## Section de texte
——
Tesla a décidé d'employer un réseau neuronal pour la fonctionnalité essuie-glace automatiques. Too much ?

Tesla a déployé une nouvelle mise à jour qui concerne une fonctionnalité mineure, mais pourtant essentielle aux yeux des conducteurs. Comme le rapporte Electrek le 28 novembre 2019, le constructeur a amélioré le comportement des essuie-glace automatiques. Sur ses véhicules, ils ont désormais la particularité de fonctionner avec… un réseau neuronal.

Comme les autres acteurs du marché, Tesla s’en est d’abord remis à un capteur d’humidité pour ses essuie-glace automatiques. C’est à partir d’octobre 2016 et le passage au hardware Autopilote 2.0 qu’il les a rendus plus intelligents. On peut y voir un excès de zèle face à une solution plus basique, éprouvée et accessible.
——
## Entrées fournies
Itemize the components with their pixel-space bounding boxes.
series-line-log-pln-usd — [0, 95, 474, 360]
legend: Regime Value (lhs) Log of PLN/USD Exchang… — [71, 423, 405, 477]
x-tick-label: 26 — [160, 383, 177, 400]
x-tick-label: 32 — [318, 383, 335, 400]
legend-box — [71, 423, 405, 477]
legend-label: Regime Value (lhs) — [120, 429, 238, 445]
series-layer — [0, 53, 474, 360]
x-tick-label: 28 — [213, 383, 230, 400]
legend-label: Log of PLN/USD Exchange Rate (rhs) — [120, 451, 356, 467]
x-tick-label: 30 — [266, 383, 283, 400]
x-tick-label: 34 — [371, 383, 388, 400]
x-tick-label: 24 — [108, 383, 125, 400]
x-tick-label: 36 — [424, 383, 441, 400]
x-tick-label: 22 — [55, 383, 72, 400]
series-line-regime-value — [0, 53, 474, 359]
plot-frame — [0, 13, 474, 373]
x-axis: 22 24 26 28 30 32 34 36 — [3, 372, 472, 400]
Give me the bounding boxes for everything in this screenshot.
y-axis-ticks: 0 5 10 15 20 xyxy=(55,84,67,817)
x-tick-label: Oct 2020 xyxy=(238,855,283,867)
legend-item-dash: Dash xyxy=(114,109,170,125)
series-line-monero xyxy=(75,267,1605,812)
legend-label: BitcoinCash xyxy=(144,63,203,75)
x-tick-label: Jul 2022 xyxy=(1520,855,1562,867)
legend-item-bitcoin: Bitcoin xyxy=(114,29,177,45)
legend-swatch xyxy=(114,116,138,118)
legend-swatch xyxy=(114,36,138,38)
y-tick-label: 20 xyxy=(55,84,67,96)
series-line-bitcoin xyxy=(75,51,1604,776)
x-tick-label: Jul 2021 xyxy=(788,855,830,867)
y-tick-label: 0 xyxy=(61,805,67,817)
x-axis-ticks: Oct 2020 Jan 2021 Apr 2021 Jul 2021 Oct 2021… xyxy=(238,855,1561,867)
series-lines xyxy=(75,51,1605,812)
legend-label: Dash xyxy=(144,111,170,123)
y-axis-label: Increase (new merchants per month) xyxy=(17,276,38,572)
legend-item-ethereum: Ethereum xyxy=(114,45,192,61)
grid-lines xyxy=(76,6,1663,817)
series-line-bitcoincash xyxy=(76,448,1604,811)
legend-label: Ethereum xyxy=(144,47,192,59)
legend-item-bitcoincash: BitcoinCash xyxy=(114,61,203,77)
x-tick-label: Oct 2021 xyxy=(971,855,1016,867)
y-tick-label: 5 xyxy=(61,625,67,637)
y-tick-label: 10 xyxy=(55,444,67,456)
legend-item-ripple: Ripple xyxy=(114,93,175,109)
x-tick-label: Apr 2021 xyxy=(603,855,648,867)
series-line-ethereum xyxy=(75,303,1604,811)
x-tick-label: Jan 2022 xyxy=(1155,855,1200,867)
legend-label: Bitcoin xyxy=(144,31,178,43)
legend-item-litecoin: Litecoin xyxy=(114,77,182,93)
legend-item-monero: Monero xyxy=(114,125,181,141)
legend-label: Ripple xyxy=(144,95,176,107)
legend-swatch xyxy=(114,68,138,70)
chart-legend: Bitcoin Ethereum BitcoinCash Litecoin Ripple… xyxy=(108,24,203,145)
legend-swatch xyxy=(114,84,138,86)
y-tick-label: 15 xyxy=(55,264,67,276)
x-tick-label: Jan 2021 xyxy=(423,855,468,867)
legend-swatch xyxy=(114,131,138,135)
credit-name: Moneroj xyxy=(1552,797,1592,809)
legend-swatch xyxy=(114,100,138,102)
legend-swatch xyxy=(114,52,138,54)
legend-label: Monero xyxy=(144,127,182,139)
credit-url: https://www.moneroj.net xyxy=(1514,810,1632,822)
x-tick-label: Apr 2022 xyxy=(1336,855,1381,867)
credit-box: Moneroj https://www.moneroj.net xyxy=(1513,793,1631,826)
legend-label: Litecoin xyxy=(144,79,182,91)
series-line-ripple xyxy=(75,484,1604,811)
——
## Travail demandé
Selon le texte sur les essuie-glace automatiques de Tesla, pourquoi le recours à un réseau neuronal peut-il être vu comme un excès de zèle ? Répondez en une à trois phrases. Les entrées n'interviennent pas dans ce travail.

## Réponse
Parce qu'il existe une solution plus basique, éprouvée et accessible. Comme les autres acteurs du marché, Tesla s'en était d'abord remis à un capteur d'humidité.